>> Begin Source records
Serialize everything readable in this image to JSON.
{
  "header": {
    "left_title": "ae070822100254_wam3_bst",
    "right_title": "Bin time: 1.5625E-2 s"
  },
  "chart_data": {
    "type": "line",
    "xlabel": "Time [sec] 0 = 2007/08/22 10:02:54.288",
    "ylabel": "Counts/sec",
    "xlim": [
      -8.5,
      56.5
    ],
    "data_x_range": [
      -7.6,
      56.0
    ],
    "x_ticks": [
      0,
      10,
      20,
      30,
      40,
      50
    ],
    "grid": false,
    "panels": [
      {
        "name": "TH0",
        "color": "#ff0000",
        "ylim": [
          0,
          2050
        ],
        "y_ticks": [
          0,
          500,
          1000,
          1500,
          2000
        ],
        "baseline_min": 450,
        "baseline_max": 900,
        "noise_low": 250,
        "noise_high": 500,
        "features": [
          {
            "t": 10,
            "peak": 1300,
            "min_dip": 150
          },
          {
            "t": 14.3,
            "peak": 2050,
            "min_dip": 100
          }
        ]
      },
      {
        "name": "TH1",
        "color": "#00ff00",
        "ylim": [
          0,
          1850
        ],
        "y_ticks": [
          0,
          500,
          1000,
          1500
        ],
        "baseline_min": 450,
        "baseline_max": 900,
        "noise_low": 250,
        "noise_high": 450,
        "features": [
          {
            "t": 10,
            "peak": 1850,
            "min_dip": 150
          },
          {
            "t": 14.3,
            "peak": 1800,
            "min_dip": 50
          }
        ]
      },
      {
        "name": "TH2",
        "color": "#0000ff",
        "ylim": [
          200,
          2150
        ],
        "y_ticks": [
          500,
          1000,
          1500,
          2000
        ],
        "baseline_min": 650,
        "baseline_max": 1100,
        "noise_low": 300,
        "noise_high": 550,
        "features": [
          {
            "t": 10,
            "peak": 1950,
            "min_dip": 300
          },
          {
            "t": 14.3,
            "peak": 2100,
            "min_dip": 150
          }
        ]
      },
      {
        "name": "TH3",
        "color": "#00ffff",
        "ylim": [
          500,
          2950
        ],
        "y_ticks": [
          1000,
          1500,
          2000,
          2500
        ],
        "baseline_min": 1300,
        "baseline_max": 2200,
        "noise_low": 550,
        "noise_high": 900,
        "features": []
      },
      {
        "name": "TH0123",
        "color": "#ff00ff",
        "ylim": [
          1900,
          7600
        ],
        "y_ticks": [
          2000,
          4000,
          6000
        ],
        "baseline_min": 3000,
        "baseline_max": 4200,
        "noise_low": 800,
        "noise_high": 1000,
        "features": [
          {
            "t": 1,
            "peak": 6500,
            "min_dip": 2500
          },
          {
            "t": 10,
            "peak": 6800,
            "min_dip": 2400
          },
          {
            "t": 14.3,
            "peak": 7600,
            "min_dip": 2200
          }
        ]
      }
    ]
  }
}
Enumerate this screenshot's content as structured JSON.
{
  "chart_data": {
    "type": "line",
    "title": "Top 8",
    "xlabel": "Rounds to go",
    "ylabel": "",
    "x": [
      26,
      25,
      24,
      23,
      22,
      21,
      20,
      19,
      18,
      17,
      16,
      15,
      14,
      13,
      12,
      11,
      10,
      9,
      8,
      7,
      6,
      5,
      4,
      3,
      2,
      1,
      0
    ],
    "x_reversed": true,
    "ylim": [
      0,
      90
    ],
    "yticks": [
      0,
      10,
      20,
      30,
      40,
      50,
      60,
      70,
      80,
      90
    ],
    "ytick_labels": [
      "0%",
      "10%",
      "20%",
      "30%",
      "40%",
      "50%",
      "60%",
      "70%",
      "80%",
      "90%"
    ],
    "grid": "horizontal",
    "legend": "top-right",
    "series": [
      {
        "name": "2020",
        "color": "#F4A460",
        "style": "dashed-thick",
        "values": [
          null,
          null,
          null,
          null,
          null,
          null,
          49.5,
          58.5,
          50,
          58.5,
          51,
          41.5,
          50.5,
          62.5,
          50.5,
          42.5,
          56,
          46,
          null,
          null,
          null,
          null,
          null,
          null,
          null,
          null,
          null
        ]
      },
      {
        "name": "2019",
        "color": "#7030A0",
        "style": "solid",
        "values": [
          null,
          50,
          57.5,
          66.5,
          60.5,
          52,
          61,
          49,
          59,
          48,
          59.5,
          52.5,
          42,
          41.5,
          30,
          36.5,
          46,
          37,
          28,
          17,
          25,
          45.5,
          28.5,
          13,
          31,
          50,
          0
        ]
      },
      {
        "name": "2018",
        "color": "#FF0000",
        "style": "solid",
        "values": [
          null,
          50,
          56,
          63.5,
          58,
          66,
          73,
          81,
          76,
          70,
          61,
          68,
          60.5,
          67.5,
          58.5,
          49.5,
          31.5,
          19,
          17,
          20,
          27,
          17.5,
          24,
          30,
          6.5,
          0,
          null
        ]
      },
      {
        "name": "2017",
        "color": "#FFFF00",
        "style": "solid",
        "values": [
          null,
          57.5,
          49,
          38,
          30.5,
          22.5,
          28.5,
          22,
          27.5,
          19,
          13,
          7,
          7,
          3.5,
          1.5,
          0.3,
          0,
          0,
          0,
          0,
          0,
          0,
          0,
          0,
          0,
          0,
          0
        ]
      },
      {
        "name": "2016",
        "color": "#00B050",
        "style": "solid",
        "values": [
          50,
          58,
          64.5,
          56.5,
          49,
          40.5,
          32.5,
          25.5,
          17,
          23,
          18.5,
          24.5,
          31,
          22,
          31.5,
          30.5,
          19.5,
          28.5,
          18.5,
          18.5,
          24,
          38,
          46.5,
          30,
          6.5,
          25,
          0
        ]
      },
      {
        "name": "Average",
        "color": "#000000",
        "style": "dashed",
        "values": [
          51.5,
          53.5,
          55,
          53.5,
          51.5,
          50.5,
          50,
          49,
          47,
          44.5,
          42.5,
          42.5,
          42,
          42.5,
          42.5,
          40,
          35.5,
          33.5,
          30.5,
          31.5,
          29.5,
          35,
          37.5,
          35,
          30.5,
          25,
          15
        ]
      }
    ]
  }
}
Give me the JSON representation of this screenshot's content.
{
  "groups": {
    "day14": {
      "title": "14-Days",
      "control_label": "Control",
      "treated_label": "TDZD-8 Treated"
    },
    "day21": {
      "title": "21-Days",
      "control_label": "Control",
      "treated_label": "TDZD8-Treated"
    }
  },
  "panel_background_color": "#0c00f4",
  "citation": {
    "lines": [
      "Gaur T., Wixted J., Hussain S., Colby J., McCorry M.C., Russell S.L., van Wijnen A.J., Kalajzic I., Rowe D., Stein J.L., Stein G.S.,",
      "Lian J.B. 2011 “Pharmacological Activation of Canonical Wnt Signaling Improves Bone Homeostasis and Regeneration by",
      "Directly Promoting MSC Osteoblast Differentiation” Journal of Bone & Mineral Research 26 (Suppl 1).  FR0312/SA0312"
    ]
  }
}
>> End Source records
— What the exercise asks —
Using the material above, gather every line that includes "peak".

— Output of the task —
            "peak": 1300,
            "peak": 2050,
            "peak": 1850,
            "peak": 1800,
            "peak": 1950,
            "peak": 2100,
            "peak": 6500,
            "peak": 6800,
            "peak": 7600,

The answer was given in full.